= Exercise task =
From the entries below, report how many lines contain the string "does". Give only that number.

= Exercise input =
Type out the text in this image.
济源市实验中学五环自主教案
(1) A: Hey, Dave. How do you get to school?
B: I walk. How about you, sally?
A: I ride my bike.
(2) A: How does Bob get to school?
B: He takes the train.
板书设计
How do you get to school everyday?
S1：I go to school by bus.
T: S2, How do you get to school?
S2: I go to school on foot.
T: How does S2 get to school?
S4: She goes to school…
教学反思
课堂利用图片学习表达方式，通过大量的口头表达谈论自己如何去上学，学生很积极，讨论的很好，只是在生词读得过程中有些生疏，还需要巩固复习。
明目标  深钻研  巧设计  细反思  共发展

= Final result =
2